**Objective:**
Find how many lines hold the word "photo". Give only the number.

**Material:**
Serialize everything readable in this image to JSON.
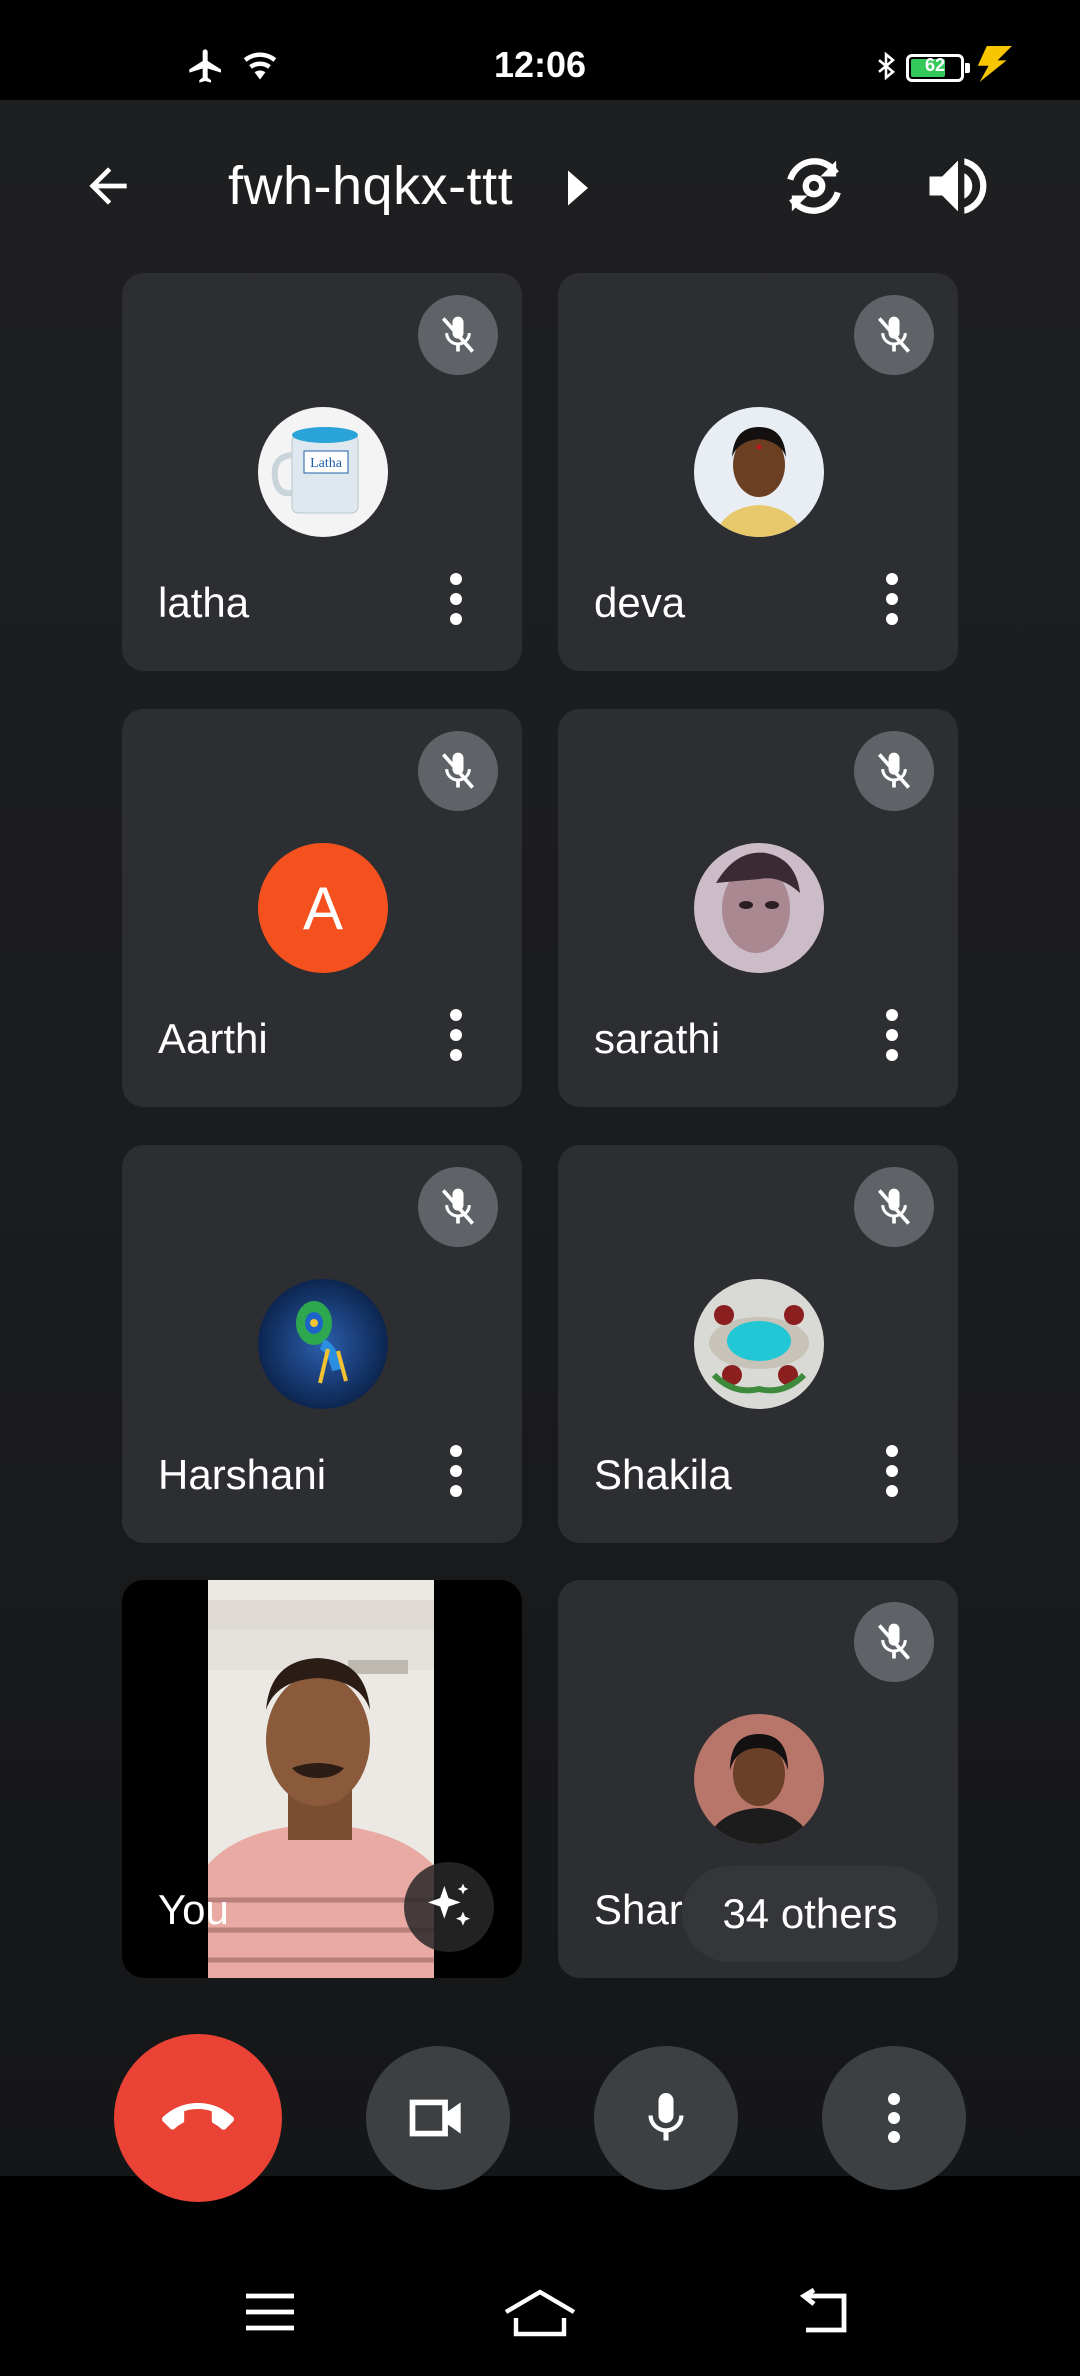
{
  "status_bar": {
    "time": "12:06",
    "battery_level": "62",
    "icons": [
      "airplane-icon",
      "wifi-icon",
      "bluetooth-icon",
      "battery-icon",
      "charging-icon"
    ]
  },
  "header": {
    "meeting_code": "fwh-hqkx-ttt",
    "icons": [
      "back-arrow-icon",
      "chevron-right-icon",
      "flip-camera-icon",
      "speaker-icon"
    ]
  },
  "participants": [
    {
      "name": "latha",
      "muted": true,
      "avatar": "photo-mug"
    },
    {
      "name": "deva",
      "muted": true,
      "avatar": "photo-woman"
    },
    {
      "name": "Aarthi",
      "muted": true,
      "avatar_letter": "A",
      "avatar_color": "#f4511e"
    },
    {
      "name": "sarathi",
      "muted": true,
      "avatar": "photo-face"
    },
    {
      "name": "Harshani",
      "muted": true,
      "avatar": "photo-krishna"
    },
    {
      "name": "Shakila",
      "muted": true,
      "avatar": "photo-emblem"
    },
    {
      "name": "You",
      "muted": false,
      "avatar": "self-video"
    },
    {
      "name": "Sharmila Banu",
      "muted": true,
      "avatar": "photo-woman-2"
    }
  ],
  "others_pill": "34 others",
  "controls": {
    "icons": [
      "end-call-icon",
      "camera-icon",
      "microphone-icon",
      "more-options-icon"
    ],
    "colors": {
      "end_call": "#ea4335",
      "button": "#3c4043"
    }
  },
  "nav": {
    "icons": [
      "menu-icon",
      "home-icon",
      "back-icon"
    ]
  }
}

**Result:**
6